= THE REQUEST =
Extract the entries in their exact form.

= RECORDS FOR THIS EXERCISE =
───
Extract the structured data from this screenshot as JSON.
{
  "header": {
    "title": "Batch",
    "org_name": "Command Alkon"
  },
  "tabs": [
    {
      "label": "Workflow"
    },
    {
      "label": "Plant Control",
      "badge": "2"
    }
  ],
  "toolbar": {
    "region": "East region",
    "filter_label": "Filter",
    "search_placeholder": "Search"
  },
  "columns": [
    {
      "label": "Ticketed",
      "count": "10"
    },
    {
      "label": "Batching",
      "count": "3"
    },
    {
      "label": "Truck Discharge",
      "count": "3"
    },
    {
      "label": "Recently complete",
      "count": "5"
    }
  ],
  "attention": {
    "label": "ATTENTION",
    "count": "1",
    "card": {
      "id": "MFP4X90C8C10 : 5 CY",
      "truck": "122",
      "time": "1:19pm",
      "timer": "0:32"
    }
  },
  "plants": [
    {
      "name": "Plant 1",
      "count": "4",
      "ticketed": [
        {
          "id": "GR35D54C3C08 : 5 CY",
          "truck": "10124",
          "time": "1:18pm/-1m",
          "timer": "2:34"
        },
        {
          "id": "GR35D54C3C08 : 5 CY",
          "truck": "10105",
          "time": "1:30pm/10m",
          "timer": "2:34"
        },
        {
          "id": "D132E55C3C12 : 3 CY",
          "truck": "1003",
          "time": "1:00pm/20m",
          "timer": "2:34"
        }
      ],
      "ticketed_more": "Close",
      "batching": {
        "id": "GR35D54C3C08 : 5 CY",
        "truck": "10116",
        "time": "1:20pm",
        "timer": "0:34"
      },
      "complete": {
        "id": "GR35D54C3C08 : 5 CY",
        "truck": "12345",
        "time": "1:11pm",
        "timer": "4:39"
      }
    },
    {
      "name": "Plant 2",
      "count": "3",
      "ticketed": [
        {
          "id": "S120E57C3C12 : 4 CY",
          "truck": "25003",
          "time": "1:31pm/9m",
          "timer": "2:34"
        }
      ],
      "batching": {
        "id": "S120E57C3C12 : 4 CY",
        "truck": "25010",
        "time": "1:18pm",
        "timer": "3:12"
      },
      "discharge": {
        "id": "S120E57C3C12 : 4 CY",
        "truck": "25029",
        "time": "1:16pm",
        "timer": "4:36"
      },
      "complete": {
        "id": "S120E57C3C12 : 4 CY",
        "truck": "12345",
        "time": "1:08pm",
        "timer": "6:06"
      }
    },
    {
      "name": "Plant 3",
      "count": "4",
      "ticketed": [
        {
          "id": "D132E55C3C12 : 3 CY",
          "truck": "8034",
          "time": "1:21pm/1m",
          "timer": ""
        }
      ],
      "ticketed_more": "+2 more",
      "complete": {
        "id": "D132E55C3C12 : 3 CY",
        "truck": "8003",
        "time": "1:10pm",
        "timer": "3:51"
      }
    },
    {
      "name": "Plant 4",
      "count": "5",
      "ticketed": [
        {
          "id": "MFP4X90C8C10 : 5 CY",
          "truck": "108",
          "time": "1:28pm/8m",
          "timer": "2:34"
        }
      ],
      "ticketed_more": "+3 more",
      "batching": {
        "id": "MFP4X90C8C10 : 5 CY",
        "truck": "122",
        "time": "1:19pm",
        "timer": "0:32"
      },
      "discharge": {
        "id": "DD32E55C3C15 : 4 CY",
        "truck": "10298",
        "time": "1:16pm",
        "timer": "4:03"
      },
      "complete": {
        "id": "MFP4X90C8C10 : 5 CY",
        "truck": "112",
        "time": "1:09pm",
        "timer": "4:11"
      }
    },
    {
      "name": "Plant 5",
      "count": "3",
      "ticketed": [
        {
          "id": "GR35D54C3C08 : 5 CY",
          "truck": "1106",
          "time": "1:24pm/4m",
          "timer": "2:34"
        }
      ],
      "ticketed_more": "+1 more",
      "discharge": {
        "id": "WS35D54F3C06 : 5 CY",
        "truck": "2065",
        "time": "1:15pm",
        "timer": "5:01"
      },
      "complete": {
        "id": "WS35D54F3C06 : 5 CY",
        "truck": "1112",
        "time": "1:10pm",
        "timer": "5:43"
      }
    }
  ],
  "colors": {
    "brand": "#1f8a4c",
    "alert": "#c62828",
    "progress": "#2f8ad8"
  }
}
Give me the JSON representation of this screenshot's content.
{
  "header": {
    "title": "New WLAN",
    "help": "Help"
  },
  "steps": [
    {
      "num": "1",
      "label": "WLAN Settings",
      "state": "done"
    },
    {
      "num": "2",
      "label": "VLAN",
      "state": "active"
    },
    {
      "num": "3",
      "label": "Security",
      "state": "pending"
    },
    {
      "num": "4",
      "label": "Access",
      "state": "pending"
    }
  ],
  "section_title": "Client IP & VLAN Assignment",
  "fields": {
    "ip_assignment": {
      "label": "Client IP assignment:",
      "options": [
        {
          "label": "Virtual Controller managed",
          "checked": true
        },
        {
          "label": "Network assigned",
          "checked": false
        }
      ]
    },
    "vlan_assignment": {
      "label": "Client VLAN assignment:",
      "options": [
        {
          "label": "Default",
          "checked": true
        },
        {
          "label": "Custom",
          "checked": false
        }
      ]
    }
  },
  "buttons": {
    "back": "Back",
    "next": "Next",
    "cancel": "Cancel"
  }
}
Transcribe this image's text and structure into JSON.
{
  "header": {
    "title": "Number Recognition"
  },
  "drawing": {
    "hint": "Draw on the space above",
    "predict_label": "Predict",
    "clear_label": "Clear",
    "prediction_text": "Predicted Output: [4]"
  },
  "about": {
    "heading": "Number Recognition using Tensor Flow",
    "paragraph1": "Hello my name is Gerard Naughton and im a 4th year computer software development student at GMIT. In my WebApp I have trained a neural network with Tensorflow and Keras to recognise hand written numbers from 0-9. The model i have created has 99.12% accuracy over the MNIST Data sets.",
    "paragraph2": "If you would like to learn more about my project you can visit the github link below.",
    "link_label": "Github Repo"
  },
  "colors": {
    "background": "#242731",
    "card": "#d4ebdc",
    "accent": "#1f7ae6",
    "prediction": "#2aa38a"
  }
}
───
= OUTPUT OF THE TASK =
Extract the structured data from this screenshot as JSON.
{
  "header": {
    "title": "Batch",
    "org_name": "Command Alkon"
  },
  "tabs": [
    {
      "label": "Workflow"
    },
    {
      "label": "Plant Control",
      "badge": "2"
    }
  ],
  "toolbar": {
    "region": "East region",
    "filter_label": "Filter",
    "search_placeholder": "Search"
  },
  "columns": [
    {
      "label": "Ticketed",
      "count": "10"
    },
    {
      "label": "Batching",
      "count": "3"
    },
    {
      "label": "Truck Discharge",
      "count": "3"
    },
    {
      "label": "Recently complete",
      "count": "5"
    }
  ],
  "attention": {
    "label": "ATTENTION",
    "count": "1",
    "card": {
      "id": "MFP4X90C8C10 : 5 CY",
      "truck": "122",
      "time": "1:19pm",
      "timer": "0:32"
    }
  },
  "plants": [
    {
      "name": "Plant 1",
      "count": "4",
      "ticketed": [
        {
          "id": "GR35D54C3C08 : 5 CY",
          "truck": "10124",
          "time": "1:18pm/-1m",
          "timer": "2:34"
        },
        {
          "id": "GR35D54C3C08 : 5 CY",
          "truck": "10105",
          "time": "1:30pm/10m",
          "timer": "2:34"
        },
        {
          "id": "D132E55C3C12 : 3 CY",
          "truck": "1003",
          "time": "1:00pm/20m",
          "timer": "2:34"
        }
      ],
      "ticketed_more": "Close",
      "batching": {
        "id": "GR35D54C3C08 : 5 CY",
        "truck": "10116",
        "time": "1:20pm",
        "timer": "0:34"
      },
      "complete": {
        "id": "GR35D54C3C08 : 5 CY",
        "truck": "12345",
        "time": "1:11pm",
        "timer": "4:39"
      }
    },
    {
      "name": "Plant 2",
      "count": "3",
      "ticketed": [
        {
          "id": "S120E57C3C12 : 4 CY",
          "truck": "25003",
          "time": "1:31pm/9m",
          "timer": "2:34"
        }
      ],
      "batching": {
        "id": "S120E57C3C12 : 4 CY",
        "truck": "25010",
        "time": "1:18pm",
        "timer": "3:12"
      },
      "discharge": {
        "id": "S120E57C3C12 : 4 CY",
        "truck": "25029",
        "time": "1:16pm",
        "timer": "4:36"
      },
      "complete": {
        "id": "S120E57C3C12 : 4 CY",
        "truck": "12345",
        "time": "1:08pm",
        "timer": "6:06"
      }
    },
    {
      "name": "Plant 3",
      "count": "4",
      "ticketed": [
        {
          "id": "D132E55C3C12 : 3 CY",
          "truck": "8034",
          "time": "1:21pm/1m",
          "timer": ""
        }
      ],
      "ticketed_more": "+2 more",
      "complete": {
        "id": "D132E55C3C12 : 3 CY",
        "truck": "8003",
        "time": "1:10pm",
        "timer": "3:51"
      }
    },
    {
      "name": "Plant 4",
      "count": "5",
      "ticketed": [
        {
          "id": "MFP4X90C8C10 : 5 CY",
          "truck": "108",
          "time": "1:28pm/8m",
          "timer": "2:34"
        }
      ],
      "ticketed_more": "+3 more",
      "batching": {
        "id": "MFP4X90C8C10 : 5 CY",
        "truck": "122",
        "time": "1:19pm",
        "timer": "0:32"
      },
      "discharge": {
        "id": "DD32E55C3C15 : 4 CY",
        "truck": "10298",
        "time": "1:16pm",
        "timer": "4:03"
      },
      "complete": {
        "id": "MFP4X90C8C10 : 5 CY",
        "truck": "112",
        "time": "1:09pm",
        "timer": "4:11"
      }
    },
    {
      "name": "Plant 5",
      "count": "3",
      "ticketed": [
        {
          "id": "GR35D54C3C08 : 5 CY",
          "truck": "1106",
          "time": "1:24pm/4m",
          "timer": "2:34"
        }
      ],
      "ticketed_more": "+1 more",
      "discharge": {
        "id": "WS35D54F3C06 : 5 CY",
        "truck": "2065",
        "time": "1:15pm",
        "timer": "5:01"
      },
      "complete": {
        "id": "WS35D54F3C06 : 5 CY",
        "truck": "1112",
        "time": "1:10pm",
        "timer": "5:43"
      }
    }
  ],
  "colors": {
    "brand": "#1f8a4c",
    "alert": "#c62828",
    "progress": "#2f8ad8"
  }
}
Give me the JSON representation of this screenshot's content.
{
  "header": {
    "title": "New WLAN",
    "help": "Help"
  },
  "steps": [
    {
      "num": "1",
      "label": "WLAN Settings",
      "state": "done"
    },
    {
      "num": "2",
      "label": "VLAN",
      "state": "active"
    },
    {
      "num": "3",
      "label": "Security",
      "state": "pending"
    },
    {
      "num": "4",
      "label": "Access",
      "state": "pending"
    }
  ],
  "section_title": "Client IP & VLAN Assignment",
  "fields": {
    "ip_assignment": {
      "label": "Client IP assignment:",
      "options": [
        {
          "label": "Virtual Controller managed",
          "checked": true
        },
        {
          "label": "Network assigned",
          "checked": false
        }
      ]
    },
    "vlan_assignment": {
      "label": "Client VLAN assignment:",
      "options": [
        {
          "label": "Default",
          "checked": true
        },
        {
          "label": "Custom",
          "checked": false
        }
      ]
    }
  },
  "buttons": {
    "back": "Back",
    "next": "Next",
    "cancel": "Cancel"
  }
}
Transcribe this image's text and structure into JSON.
{
  "header": {
    "title": "Number Recognition"
  },
  "drawing": {
    "hint": "Draw on the space above",
    "predict_label": "Predict",
    "clear_label": "Clear",
    "prediction_text": "Predicted Output: [4]"
  },
  "about": {
    "heading": "Number Recognition using Tensor Flow",
    "paragraph1": "Hello my name is Gerard Naughton and im a 4th year computer software development student at GMIT. In my WebApp I have trained a neural network with Tensorflow and Keras to recognise hand written numbers from 0-9. The model i have created has 99.12% accuracy over the MNIST Data sets.",
    "paragraph2": "If you would like to learn more about my project you can visit the github link below.",
    "link_label": "Github Repo"
  },
  "colors": {
    "background": "#242731",
    "card": "#d4ebdc",
    "accent": "#1f7ae6",
    "prediction": "#2aa38a"
  }
}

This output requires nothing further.